> _What is expected_
Please copy out the items below without any changes, from the opening line through the line containing "correct-audio-button[interactable]: 正确音频 xyxy=(532,710,706,756)", with both of those lines included.

Excerpts from a layout annotation set:
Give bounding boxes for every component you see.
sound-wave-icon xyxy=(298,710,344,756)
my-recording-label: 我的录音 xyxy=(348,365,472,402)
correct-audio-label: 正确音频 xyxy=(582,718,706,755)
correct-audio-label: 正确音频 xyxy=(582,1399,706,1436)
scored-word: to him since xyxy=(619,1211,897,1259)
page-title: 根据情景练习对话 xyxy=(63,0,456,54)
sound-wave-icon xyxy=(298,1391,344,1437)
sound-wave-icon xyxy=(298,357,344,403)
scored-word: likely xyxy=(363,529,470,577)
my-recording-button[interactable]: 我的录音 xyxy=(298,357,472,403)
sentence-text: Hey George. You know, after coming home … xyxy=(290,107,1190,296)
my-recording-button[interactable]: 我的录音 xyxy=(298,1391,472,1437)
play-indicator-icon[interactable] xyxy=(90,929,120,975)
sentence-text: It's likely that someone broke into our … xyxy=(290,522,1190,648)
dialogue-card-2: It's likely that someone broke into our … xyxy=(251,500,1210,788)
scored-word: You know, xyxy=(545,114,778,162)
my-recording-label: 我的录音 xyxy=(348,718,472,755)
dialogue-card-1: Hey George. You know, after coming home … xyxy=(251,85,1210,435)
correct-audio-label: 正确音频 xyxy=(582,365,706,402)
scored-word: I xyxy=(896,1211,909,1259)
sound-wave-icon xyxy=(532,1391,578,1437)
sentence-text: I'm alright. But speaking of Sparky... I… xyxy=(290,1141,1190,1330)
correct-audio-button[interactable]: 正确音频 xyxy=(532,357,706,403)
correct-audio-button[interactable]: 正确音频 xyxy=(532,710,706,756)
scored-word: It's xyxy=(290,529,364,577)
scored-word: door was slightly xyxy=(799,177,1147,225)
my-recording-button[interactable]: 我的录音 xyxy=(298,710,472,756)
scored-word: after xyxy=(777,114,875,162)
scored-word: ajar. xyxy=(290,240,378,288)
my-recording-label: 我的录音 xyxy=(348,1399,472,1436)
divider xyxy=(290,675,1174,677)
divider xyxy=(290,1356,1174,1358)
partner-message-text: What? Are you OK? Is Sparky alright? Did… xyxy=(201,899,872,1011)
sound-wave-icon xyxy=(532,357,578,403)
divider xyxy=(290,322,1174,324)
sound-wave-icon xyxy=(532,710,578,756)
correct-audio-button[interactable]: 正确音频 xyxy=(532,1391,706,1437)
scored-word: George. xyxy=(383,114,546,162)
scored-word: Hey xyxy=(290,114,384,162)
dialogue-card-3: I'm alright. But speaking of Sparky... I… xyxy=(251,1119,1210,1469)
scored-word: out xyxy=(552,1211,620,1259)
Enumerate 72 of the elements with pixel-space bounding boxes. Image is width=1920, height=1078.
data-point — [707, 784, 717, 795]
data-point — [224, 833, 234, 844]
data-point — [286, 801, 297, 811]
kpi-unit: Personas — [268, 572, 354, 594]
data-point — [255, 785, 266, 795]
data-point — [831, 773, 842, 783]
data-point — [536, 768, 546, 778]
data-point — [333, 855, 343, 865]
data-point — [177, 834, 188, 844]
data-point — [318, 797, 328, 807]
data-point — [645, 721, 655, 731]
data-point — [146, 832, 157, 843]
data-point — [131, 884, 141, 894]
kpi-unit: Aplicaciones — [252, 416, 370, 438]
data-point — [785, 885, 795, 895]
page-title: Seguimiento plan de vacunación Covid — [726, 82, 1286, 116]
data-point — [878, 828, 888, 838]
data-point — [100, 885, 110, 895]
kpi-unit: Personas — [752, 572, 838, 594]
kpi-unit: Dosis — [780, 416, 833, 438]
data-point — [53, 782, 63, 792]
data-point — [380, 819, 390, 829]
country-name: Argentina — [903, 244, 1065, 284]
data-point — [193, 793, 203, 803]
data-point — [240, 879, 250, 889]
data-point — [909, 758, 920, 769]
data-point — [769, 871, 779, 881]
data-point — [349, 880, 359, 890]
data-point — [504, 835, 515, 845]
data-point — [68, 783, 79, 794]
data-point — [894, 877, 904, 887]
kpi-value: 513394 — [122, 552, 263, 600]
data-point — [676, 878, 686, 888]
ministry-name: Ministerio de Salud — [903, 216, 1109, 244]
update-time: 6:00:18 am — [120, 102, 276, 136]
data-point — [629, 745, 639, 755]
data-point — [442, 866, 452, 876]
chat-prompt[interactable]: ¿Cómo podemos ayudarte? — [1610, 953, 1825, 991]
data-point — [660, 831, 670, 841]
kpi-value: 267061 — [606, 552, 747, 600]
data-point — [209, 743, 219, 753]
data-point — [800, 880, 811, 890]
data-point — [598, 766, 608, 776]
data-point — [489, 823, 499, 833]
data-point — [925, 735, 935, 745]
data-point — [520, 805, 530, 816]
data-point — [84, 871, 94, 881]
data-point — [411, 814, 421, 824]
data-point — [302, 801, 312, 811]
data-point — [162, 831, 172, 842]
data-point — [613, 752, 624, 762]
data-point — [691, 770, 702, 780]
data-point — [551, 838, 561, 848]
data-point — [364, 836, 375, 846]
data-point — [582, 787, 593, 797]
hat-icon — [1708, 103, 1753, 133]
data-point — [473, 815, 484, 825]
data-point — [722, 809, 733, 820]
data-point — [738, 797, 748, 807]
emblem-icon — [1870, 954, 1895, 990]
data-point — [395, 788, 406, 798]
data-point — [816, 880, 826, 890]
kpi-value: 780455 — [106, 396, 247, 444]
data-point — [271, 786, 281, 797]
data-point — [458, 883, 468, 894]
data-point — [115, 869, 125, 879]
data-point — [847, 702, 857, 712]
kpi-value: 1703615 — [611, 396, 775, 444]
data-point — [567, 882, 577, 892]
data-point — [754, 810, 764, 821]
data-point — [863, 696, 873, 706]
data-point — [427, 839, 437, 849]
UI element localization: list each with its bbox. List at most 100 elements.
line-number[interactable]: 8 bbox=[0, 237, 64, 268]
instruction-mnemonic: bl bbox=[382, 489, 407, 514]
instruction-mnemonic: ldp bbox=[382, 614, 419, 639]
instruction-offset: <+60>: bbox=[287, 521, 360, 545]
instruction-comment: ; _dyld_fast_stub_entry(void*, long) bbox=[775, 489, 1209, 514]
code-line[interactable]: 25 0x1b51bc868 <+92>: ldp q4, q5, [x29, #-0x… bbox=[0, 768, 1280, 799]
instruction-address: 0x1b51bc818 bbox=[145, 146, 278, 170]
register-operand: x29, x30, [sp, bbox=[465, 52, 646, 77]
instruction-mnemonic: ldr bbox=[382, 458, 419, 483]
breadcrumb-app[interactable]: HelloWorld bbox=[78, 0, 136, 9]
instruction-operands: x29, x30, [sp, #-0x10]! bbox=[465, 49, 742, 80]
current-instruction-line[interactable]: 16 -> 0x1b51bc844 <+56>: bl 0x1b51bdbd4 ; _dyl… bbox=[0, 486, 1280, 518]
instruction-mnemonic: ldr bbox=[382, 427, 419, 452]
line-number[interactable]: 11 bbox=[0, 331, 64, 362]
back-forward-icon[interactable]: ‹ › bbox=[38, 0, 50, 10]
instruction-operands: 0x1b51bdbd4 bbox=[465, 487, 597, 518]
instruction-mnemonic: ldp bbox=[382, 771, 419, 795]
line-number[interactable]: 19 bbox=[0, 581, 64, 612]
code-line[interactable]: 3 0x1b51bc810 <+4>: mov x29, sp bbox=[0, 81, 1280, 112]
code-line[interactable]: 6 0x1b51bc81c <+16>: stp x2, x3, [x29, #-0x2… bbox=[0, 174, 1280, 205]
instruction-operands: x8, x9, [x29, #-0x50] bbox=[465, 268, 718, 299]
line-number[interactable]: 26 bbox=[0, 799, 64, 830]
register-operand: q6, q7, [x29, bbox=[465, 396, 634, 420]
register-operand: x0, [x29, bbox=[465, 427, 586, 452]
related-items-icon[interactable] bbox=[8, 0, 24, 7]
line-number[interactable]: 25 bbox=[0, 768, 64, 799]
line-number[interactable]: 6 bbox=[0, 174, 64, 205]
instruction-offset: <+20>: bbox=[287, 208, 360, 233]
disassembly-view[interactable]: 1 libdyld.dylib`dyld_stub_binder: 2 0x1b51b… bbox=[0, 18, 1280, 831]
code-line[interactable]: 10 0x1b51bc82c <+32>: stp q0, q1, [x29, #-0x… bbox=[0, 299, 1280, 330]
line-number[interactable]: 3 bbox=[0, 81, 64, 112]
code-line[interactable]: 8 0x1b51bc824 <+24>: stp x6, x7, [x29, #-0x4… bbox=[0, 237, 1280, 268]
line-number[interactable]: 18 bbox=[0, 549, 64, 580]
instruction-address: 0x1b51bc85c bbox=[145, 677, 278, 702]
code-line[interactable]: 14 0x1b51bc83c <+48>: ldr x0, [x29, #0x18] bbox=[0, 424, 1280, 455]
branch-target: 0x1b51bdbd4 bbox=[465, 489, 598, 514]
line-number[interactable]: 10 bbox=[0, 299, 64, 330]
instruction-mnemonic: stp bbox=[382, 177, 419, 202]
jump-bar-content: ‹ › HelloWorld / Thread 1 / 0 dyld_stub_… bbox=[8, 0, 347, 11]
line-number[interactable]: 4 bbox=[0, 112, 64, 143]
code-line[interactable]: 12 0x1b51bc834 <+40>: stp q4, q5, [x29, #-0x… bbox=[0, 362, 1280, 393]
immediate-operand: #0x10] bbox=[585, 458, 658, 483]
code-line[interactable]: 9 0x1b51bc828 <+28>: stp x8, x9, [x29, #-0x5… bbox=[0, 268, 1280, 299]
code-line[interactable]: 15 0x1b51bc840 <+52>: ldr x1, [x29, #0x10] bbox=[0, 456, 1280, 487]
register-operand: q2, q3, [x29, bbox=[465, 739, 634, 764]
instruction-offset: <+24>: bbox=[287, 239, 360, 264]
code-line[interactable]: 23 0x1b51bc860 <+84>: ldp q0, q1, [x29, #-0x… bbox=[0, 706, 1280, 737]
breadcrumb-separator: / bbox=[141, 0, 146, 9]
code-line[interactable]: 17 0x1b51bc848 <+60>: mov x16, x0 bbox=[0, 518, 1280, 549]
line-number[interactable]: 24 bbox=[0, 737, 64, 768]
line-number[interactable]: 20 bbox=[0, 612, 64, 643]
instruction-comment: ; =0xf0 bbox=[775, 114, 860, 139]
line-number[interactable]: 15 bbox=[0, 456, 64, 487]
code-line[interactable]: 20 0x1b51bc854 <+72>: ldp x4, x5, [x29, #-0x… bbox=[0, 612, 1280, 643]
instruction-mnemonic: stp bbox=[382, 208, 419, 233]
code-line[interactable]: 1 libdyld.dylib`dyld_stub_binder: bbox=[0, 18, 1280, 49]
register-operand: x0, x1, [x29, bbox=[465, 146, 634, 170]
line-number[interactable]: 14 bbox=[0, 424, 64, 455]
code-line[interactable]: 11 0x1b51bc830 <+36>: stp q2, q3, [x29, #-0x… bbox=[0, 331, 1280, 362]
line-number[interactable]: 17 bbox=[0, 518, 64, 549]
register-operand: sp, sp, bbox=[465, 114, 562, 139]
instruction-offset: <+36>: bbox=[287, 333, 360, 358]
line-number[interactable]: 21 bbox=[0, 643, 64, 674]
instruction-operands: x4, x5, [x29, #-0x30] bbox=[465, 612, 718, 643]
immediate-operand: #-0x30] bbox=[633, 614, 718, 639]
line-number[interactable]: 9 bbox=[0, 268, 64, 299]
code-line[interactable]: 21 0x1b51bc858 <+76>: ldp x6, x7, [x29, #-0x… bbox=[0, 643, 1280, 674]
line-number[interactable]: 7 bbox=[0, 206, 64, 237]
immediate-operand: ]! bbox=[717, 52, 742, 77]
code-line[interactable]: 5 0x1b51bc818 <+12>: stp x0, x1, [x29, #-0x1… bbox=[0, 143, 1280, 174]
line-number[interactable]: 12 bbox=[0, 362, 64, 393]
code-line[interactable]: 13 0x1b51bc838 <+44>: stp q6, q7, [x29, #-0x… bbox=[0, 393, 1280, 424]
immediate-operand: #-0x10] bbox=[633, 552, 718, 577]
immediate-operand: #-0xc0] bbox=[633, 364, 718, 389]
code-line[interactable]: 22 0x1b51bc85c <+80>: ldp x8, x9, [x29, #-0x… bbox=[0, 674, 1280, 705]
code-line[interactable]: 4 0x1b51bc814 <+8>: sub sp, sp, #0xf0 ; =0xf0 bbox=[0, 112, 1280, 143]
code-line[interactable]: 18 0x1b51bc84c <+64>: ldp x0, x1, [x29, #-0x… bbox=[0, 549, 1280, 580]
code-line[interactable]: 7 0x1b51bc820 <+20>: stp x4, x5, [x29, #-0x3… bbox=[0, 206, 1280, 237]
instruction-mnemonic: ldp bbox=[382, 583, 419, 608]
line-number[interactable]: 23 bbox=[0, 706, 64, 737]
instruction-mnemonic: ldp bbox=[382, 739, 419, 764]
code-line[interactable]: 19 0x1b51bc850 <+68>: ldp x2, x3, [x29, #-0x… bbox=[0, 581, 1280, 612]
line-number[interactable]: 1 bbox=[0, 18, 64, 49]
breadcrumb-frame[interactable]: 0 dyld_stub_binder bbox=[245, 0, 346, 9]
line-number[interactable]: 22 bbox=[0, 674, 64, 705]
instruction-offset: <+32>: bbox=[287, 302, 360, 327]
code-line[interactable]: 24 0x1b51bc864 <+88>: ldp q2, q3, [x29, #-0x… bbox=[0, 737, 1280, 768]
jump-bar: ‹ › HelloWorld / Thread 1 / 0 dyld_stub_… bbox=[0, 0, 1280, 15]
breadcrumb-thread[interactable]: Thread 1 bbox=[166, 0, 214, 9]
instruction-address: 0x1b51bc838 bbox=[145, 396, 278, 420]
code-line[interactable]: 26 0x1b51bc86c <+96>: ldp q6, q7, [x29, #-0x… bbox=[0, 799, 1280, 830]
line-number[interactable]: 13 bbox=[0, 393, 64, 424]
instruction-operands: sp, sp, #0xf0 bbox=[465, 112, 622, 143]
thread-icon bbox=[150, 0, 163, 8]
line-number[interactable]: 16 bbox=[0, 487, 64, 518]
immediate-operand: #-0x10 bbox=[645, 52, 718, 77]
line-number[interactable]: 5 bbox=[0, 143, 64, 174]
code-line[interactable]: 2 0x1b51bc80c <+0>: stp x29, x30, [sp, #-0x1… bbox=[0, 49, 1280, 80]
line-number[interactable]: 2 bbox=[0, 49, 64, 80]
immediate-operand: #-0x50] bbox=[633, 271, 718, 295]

> _Result below_
Give bounding boxes for every component you see.
sound-wave-icon xyxy=(298,710,344,756)
my-recording-label: 我的录音 xyxy=(348,365,472,402)
correct-audio-label: 正确音频 xyxy=(582,718,706,755)
correct-audio-label: 正确音频 xyxy=(582,1399,706,1436)
scored-word: to him since xyxy=(619,1211,897,1259)
page-title: 根据情景练习对话 xyxy=(63,0,456,54)
sound-wave-icon xyxy=(298,1391,344,1437)
sound-wave-icon xyxy=(298,357,344,403)
scored-word: likely xyxy=(363,529,470,577)
my-recording-button[interactable]: 我的录音 xyxy=(298,357,472,403)
sentence-text: Hey George. You know, after coming home … xyxy=(290,107,1190,296)
my-recording-button[interactable]: 我的录音 xyxy=(298,1391,472,1437)
play-indicator-icon[interactable] xyxy=(90,929,120,975)
sentence-text: It's likely that someone broke into our … xyxy=(290,522,1190,648)
dialogue-card-2: It's likely that someone broke into our … xyxy=(251,500,1210,788)
scored-word: You know, xyxy=(545,114,778,162)
my-recording-label: 我的录音 xyxy=(348,718,472,755)
dialogue-card-1: Hey George. You know, after coming home … xyxy=(251,85,1210,435)
correct-audio-label: 正确音频 xyxy=(582,365,706,402)
scored-word: I xyxy=(896,1211,909,1259)
sound-wave-icon xyxy=(532,1391,578,1437)
sentence-text: I'm alright. But speaking of Sparky... I… xyxy=(290,1141,1190,1330)
correct-audio-button[interactable]: 正确音频 xyxy=(532,357,706,403)
correct-audio-button[interactable]: 正确音频 xyxy=(532,710,706,756)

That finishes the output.